╭─ 网页节选

生物通报道:由弗吉尼亚联邦大学Jason Reed博士领导的一个科学小组研发出了一种新技术,未来也许可以用于新的遗传突变诊断和治疗。这种新技术将高速原子力显微镜(AFM)和基于CRISPR的化学条形码技术结合起来绘制DNA,能达到与DNA测序一样的精确度,而且处理基因组大片段的速度更快。更重要的是,这种技术可以通过谱图的DVD播放器部件供电。

这一研究成果公布在Nature Communications杂志上。

人类基因组由数十亿个DNA碱基对组成,如果将其解开,大约有将近六英尺长。当细胞分裂时,重要的一步就是将其DNA拷贝给新细胞。然而,有时DNA的各个部分被错误地复制,或在错误的位置粘贴在一起,导致产生包括癌症在内的疾病基因突变。DNA测序过程非常精确,可以分析DNA的单个碱基对,但如果要分析基因组中的大片段,从而发现基因突变的话,研究人员就必须确定数以百万计的微小序列,然后用计算机软件将它们拼凑在一起。另一方面,诸如荧光原位杂交(FISH)之类的生物医学成像技术只能以几十万碱基对的分辨率来分析DNA。

╰─
╭─ 数据摘录

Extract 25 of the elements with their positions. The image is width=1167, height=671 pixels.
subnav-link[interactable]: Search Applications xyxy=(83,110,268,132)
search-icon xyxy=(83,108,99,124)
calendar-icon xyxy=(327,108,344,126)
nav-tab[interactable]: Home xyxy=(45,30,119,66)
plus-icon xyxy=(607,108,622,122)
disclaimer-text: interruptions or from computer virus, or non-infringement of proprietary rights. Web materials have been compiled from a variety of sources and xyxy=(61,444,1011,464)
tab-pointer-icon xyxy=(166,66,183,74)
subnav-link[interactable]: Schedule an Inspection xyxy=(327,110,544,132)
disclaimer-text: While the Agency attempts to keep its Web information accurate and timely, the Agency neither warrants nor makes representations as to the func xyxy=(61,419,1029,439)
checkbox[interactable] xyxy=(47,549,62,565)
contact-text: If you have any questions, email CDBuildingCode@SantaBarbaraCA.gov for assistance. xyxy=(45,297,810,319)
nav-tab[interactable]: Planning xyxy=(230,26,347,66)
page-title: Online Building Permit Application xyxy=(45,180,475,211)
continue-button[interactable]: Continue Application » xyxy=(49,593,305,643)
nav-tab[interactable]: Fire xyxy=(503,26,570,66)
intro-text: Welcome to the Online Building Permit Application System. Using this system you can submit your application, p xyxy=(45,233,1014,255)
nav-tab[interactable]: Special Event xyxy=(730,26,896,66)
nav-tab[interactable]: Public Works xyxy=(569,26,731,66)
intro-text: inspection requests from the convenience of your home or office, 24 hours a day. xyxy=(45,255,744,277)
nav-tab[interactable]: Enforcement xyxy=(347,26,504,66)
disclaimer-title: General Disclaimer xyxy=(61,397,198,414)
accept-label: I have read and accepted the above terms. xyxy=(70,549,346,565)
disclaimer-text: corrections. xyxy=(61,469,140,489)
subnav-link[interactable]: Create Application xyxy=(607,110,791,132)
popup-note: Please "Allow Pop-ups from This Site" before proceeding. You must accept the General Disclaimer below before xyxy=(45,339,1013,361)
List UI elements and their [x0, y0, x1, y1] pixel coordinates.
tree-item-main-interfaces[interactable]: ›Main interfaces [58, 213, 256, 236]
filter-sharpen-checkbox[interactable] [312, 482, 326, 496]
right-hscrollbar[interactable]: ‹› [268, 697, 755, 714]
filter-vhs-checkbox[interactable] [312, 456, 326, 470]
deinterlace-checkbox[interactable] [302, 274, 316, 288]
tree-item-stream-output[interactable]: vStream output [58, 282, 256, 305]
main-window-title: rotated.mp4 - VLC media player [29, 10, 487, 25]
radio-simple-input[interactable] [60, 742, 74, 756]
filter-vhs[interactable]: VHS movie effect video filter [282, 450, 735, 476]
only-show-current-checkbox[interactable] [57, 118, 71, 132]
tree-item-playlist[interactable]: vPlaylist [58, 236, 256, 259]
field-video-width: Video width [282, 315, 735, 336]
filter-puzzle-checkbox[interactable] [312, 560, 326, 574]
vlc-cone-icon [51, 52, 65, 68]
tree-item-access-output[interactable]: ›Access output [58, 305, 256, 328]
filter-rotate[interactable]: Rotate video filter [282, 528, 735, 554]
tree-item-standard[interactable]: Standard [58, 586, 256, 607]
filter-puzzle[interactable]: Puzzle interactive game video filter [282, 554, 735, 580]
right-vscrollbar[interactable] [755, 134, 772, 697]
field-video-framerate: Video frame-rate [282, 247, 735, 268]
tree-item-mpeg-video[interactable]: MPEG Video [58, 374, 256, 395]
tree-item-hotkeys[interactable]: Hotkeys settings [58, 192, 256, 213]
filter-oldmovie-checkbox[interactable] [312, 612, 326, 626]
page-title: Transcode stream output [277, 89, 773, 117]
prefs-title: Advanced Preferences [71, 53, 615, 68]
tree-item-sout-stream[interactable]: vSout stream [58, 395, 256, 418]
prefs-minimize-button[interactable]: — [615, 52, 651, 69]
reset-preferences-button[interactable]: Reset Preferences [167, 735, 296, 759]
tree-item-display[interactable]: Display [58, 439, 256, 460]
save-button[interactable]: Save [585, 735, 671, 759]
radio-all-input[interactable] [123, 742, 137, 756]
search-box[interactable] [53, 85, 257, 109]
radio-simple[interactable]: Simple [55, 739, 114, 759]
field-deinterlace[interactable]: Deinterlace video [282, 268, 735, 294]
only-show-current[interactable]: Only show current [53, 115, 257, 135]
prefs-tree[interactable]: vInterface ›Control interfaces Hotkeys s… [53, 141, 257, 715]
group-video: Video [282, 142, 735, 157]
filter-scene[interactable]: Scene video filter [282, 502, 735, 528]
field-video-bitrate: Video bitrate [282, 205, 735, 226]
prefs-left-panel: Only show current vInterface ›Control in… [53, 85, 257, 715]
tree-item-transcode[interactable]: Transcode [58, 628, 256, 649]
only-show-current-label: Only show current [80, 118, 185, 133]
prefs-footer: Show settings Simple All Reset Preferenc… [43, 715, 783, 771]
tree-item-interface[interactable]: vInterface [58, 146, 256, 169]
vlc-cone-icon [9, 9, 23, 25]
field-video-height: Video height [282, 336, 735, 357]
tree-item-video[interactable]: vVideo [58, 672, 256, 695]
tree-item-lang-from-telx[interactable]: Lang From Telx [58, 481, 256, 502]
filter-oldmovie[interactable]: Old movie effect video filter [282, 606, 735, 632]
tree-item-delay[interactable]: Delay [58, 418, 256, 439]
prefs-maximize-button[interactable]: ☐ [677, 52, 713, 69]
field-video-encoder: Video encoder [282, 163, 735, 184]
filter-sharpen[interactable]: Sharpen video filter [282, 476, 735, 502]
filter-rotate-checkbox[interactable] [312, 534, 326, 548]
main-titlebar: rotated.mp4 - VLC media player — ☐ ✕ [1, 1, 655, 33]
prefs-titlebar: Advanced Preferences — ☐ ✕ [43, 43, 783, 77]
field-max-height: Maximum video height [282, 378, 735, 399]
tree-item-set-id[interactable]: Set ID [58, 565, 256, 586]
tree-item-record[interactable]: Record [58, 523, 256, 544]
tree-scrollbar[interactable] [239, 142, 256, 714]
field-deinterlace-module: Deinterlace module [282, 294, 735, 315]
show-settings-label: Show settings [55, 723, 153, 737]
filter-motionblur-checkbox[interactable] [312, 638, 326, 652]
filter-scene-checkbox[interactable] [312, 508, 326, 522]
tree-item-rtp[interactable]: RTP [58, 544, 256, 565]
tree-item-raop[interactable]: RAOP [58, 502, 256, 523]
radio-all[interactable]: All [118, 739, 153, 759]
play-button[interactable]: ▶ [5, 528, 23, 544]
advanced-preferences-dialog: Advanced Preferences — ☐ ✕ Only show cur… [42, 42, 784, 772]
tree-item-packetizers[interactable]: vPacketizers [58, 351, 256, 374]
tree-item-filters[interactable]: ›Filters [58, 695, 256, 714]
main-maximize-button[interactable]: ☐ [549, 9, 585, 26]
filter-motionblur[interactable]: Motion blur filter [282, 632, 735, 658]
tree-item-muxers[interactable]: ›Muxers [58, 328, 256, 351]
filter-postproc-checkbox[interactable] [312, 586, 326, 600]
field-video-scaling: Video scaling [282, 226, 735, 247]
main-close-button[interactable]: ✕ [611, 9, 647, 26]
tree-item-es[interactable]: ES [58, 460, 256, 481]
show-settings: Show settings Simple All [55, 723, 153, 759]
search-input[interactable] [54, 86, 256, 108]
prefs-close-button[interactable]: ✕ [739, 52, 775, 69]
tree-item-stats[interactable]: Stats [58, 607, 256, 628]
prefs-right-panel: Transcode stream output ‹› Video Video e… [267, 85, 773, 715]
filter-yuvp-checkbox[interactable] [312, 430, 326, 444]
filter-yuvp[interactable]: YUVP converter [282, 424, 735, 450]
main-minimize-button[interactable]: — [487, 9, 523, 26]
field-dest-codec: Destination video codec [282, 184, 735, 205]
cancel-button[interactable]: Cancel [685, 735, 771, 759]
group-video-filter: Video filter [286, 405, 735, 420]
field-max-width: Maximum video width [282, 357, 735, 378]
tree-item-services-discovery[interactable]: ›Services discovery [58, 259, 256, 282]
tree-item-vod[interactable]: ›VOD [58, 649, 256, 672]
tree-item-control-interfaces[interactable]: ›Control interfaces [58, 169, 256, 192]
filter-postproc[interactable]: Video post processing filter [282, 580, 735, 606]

╰─

问题与任务:
**a)** 能否把这篇关于DNA绘图新技术的报道中从“这一研究成果公布在Nature Communications杂志上。”到“碱基对的分辨率来分析DNA。”的部分原样摘录出来?
**b)** 这篇关于DNA绘图新技术的报道在最后一句之后会怎样写下去?请接着续写。

参考答案:
**a)**
这一研究成果公布在Nature Communications杂志上。

人类基因组由数十亿个DNA碱基对组成,如果将其解开,大约有将近六英尺长。当细胞分裂时,重要的一步就是将其DNA拷贝给新细胞。然而,有时DNA的各个部分被错误地复制,或在错误的位置粘贴在一起,导致产生包括癌症在内的疾病基因突变。DNA测序过程非常精确,可以分析DNA的单个碱基对,但如果要分析基因组中的大片段,从而发现基因突变的话,研究人员就必须确定数以百万计的微小序列,然后用计算机软件将它们拼凑在一起。另一方面,诸如荧光原位杂交(FISH)之类的生物医学成像技术只能以几十万碱基对的分辨率来分析DNA。

**b)**
Reed博士想到了一个好办法,他设计了一种告诉AFM技术,可以数十个碱基对的分辨率绘制DNA,但以高达一百万个碱基对的分辨率来创建图像。这种方法采用的是DNA测序所需的一小部分标本来完成。

“DNA测序是一个强大的工具,但它仍然相当昂贵,并有一些技术和功能的局限性,使得这一技术难以有效和准确地绘制大面积的基因组”,Reed博士说,“我们的这个方法弥补了DNA测序和其他缺乏分辨率的物理制图技术之间的差距,它可以作为一个独立的方法使用,也可以在测序过程中,将分析期间分析的小片段基因拼接在一起,减少复杂性和错误”。

1989年,IBM的科学家开发出了原子力显微镜技术,这令他们站上了头条新闻。当时这些科学家利用这一技术在原子级别上重新排列分子,拼出了“IBM”的字样。其实原子力显微镜 (AFM) 是STM的后代产品,通过对非导电材料进行成像而开辟了显微镜的全新应用领域。然而,传统的原子力显微镜对于医学应用而言太慢,因此主要被材料科学工程师所使用。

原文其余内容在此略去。